- DATASET RECORDS:
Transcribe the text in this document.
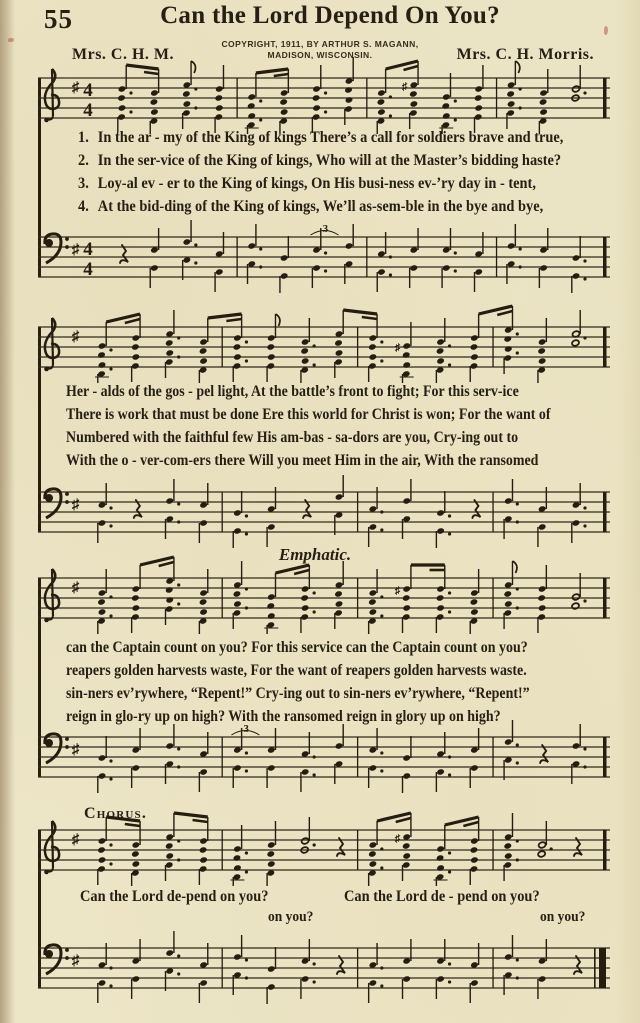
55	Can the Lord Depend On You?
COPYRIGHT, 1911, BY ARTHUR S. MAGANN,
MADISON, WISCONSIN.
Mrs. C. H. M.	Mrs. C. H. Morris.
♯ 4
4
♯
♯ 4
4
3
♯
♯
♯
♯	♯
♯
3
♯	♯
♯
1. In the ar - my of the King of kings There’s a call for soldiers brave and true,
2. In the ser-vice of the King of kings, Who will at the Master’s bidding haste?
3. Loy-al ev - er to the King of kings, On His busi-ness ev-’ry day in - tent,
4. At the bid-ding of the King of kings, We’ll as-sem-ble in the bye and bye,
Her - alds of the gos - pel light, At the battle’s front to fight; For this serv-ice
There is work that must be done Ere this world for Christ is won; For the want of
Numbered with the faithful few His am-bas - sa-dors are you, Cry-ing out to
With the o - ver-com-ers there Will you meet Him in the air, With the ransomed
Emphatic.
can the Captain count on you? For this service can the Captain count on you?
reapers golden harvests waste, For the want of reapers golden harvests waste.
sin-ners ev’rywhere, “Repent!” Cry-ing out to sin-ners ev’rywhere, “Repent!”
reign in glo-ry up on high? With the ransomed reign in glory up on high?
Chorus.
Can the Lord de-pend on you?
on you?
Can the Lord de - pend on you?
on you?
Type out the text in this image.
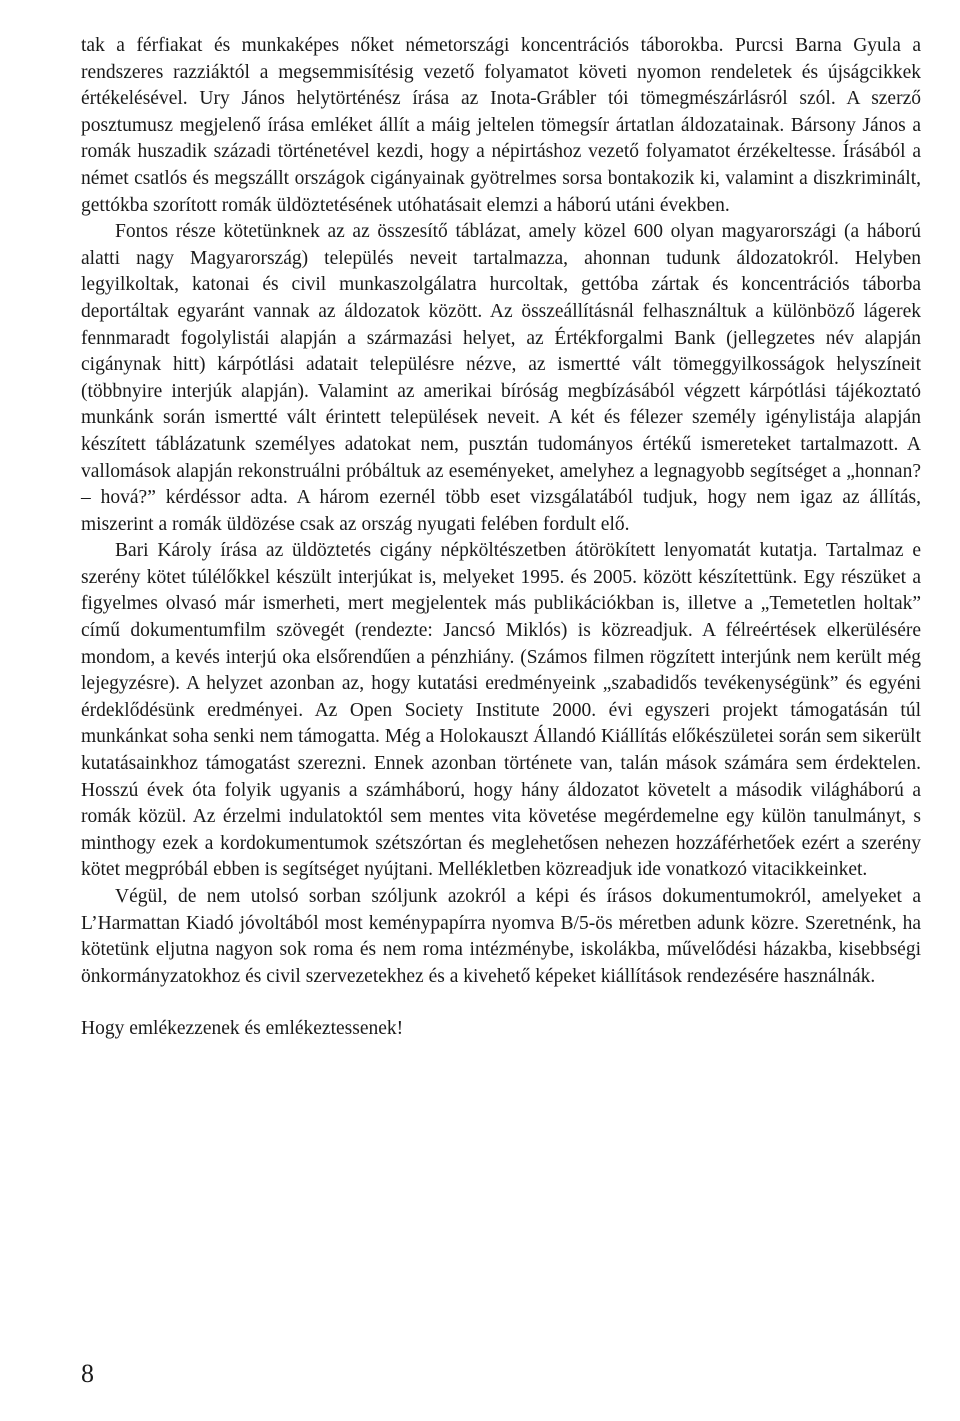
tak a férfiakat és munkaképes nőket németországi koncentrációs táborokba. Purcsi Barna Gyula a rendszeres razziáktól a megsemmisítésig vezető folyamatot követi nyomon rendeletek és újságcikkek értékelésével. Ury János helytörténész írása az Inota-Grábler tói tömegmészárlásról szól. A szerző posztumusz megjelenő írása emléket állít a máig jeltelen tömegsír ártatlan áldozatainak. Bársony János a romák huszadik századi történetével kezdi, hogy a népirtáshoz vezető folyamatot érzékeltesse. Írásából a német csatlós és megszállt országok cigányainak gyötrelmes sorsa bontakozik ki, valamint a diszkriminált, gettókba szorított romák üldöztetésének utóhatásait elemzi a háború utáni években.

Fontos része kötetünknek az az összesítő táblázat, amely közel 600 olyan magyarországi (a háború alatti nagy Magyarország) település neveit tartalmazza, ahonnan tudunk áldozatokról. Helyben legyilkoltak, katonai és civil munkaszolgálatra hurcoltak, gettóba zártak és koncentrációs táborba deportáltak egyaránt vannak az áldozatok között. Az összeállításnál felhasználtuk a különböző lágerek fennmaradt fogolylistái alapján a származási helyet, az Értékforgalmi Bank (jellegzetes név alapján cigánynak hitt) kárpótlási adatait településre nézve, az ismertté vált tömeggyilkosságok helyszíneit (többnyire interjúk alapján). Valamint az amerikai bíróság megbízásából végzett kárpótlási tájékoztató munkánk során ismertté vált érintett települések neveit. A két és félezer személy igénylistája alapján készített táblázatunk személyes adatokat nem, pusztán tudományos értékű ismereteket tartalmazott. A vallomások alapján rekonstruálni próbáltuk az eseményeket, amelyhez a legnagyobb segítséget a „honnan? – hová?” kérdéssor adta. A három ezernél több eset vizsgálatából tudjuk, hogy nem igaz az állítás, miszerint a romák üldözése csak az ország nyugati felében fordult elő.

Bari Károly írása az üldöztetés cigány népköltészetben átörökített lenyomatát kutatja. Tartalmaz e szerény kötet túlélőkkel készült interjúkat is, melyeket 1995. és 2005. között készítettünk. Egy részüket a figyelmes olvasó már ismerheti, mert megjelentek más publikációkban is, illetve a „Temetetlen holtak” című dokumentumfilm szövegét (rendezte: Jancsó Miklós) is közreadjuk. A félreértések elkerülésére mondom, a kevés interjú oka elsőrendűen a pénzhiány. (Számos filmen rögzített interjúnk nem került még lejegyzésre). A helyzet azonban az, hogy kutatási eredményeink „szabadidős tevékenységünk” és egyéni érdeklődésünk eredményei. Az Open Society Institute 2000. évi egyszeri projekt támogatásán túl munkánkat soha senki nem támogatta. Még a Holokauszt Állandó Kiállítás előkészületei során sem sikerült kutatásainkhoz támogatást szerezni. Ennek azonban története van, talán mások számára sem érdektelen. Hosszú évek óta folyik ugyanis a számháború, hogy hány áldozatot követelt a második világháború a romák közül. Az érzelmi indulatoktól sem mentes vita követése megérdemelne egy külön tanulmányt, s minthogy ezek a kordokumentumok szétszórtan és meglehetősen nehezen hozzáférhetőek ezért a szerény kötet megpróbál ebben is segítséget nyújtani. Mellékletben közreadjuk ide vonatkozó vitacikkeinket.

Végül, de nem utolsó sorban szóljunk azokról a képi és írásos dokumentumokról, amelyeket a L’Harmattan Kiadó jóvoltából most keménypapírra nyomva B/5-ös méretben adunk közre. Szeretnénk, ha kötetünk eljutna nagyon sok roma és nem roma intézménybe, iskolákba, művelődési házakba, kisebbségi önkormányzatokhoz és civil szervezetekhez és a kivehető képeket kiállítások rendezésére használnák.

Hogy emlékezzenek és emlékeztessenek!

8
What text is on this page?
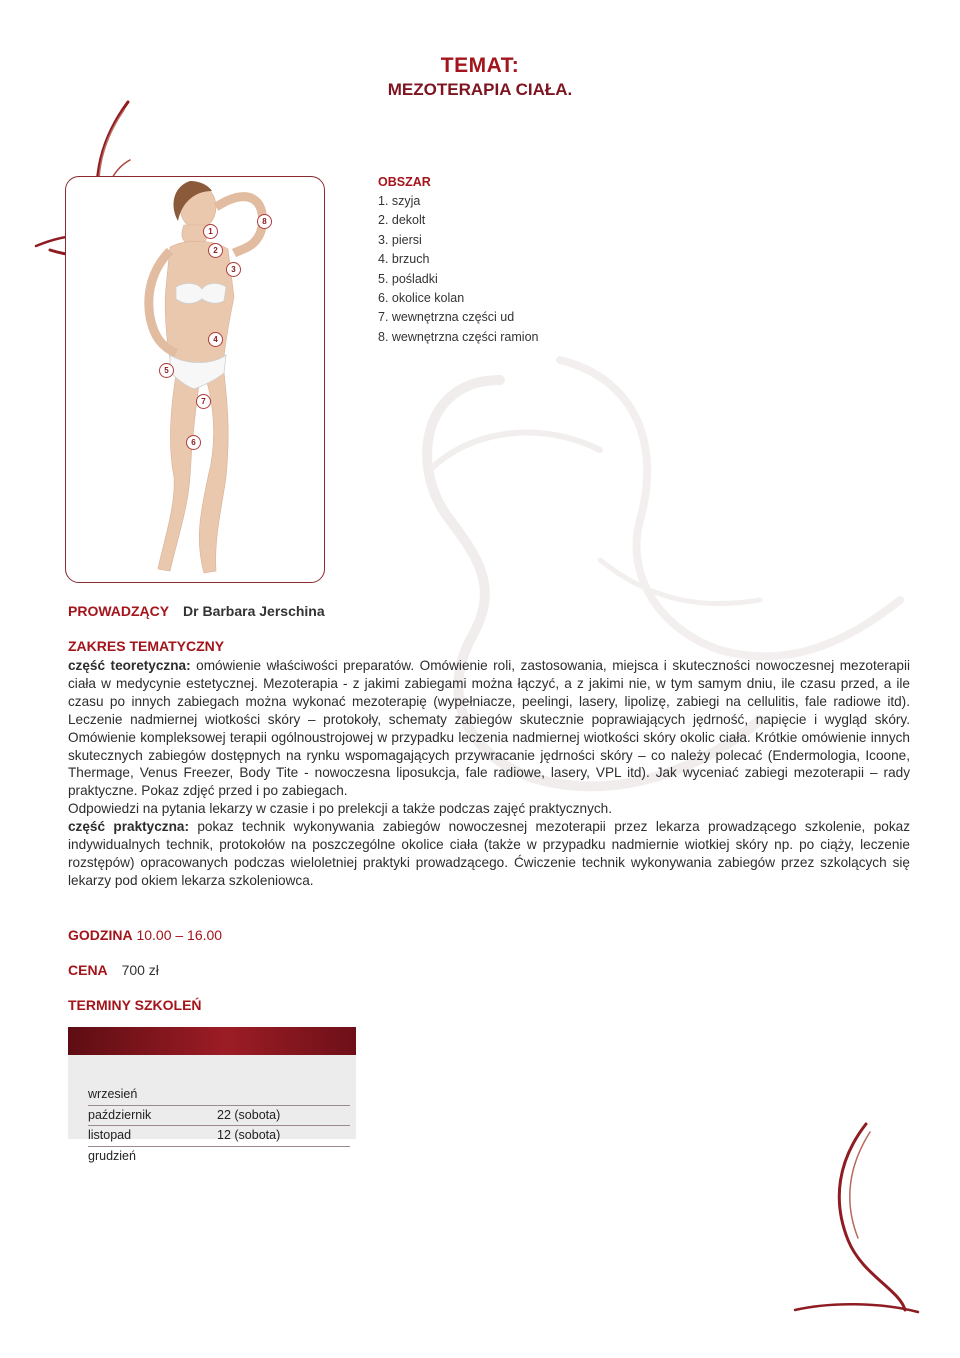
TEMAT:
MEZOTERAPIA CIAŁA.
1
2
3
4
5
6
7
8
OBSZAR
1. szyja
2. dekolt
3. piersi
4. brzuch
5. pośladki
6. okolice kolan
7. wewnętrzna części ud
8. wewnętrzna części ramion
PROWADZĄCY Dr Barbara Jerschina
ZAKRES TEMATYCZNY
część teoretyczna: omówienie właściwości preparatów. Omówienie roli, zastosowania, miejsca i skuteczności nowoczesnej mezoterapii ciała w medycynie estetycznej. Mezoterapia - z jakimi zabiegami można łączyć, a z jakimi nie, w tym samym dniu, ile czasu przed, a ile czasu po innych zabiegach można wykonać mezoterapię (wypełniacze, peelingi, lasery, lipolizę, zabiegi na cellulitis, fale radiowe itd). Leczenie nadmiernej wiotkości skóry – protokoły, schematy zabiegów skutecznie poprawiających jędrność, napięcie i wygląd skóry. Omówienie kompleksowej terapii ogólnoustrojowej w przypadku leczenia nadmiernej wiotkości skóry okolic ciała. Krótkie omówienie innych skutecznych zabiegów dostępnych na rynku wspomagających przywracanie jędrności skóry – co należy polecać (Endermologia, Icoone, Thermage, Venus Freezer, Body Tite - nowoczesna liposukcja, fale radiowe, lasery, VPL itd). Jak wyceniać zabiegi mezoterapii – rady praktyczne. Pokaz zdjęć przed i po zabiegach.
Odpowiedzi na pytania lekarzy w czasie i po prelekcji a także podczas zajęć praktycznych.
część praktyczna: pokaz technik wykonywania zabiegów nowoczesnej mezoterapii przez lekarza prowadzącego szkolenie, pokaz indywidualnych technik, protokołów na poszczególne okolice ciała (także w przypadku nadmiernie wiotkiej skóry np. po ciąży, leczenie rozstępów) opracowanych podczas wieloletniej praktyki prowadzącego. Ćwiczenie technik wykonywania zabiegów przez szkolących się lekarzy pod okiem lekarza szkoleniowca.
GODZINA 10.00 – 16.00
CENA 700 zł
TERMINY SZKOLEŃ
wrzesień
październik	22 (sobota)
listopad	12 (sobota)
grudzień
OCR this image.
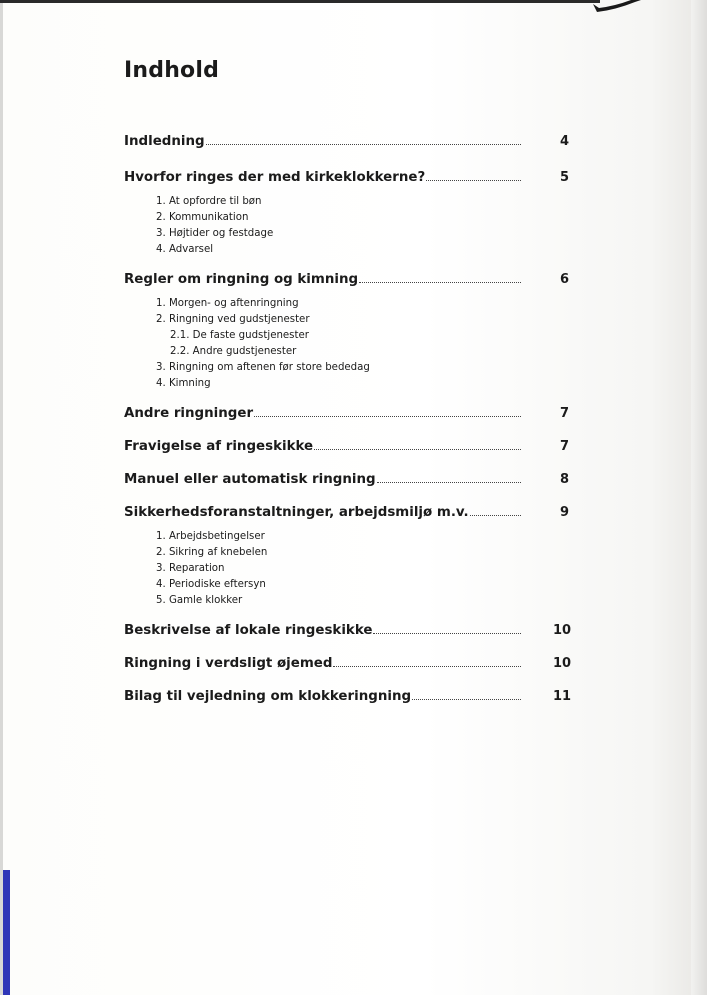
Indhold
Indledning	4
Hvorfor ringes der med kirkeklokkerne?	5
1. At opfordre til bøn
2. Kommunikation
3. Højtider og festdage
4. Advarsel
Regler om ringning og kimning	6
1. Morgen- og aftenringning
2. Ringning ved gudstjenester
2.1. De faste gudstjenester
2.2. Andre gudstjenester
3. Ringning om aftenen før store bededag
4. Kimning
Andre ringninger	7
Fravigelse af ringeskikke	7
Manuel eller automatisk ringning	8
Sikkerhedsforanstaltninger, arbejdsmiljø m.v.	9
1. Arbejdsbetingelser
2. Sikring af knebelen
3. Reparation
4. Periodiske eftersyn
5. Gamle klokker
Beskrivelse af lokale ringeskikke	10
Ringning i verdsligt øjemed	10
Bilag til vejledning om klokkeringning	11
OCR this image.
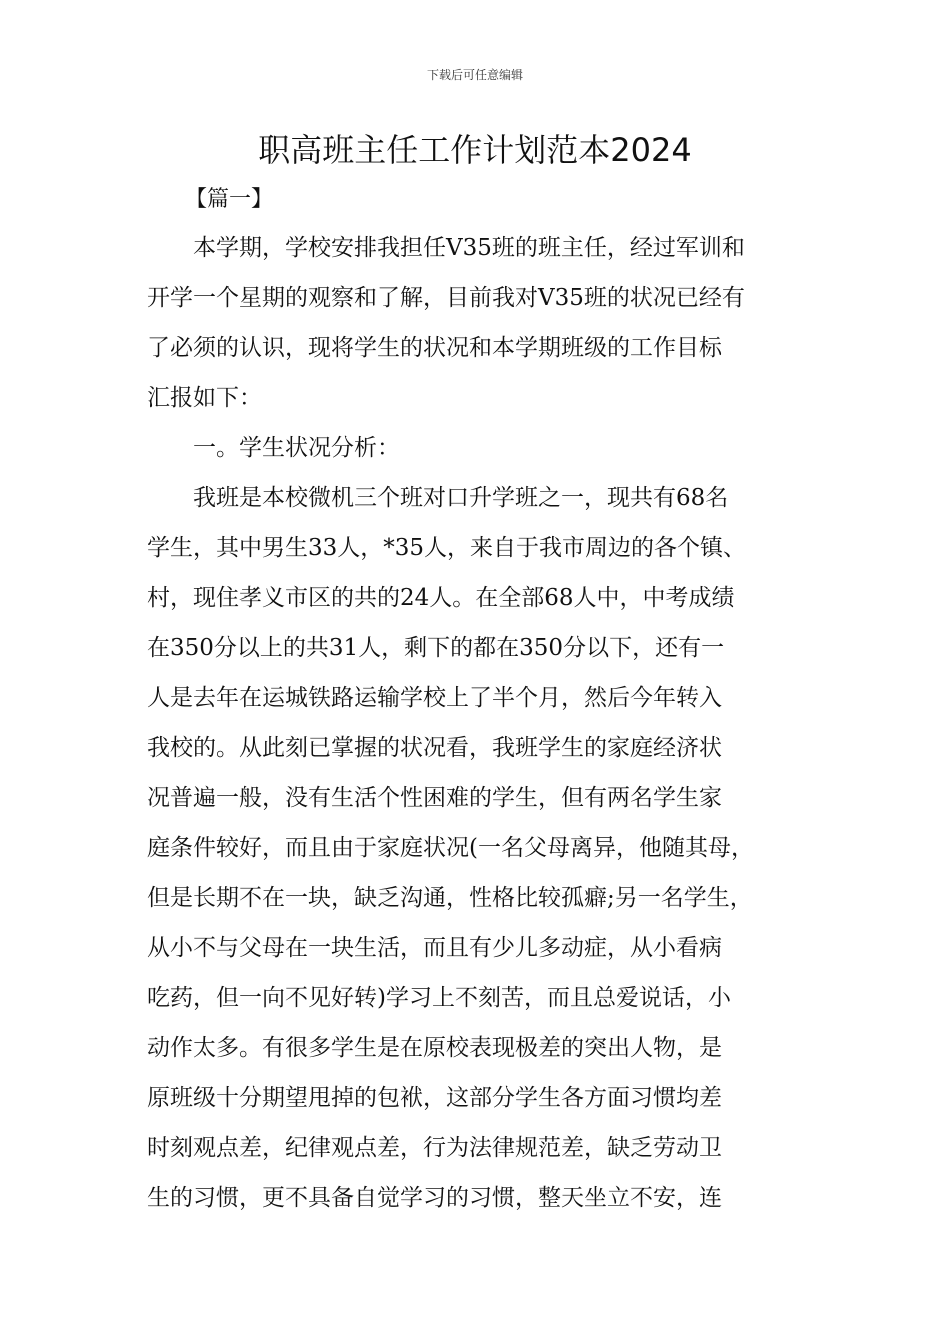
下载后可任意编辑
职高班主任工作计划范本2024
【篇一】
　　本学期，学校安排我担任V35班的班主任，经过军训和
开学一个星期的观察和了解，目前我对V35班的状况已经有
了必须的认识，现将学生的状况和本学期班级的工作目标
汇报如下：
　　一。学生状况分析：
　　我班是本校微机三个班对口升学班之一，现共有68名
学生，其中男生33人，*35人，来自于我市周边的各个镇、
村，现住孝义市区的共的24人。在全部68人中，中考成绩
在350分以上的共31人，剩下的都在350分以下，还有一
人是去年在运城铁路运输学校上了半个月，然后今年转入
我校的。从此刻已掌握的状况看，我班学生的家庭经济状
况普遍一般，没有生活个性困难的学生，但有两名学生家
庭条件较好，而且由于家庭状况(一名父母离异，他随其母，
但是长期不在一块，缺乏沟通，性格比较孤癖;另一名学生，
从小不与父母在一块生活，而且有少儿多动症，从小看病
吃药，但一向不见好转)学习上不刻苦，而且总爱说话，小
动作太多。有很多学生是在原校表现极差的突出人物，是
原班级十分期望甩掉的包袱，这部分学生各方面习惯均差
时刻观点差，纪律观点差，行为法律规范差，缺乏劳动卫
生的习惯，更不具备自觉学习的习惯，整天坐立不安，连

- BRIEF:
Using the listing above, show each line holding the string "podczas".

- RESULT OF THIS EXERCISE:
Odpowiedzi na pytania lekarzy w czasie i po prelekcji a także podczas zajęć praktycznych.
część praktyczna: pokaz technik wykonywania zabiegów nowoczesnej mezoterapii przez lekarza prowadzącego szkolenie, pokaz indywidualnych technik, protokołów na poszczególne okolice ciała (także w przypadku nadmiernie wiotkiej skóry np. po ciąży, leczenie rozstępów) opracowanych podczas wieloletniej praktyki prowadzącego. Ćwiczenie technik wykonywania zabiegów przez szkolących się lekarzy pod okiem lekarza szkoleniowca.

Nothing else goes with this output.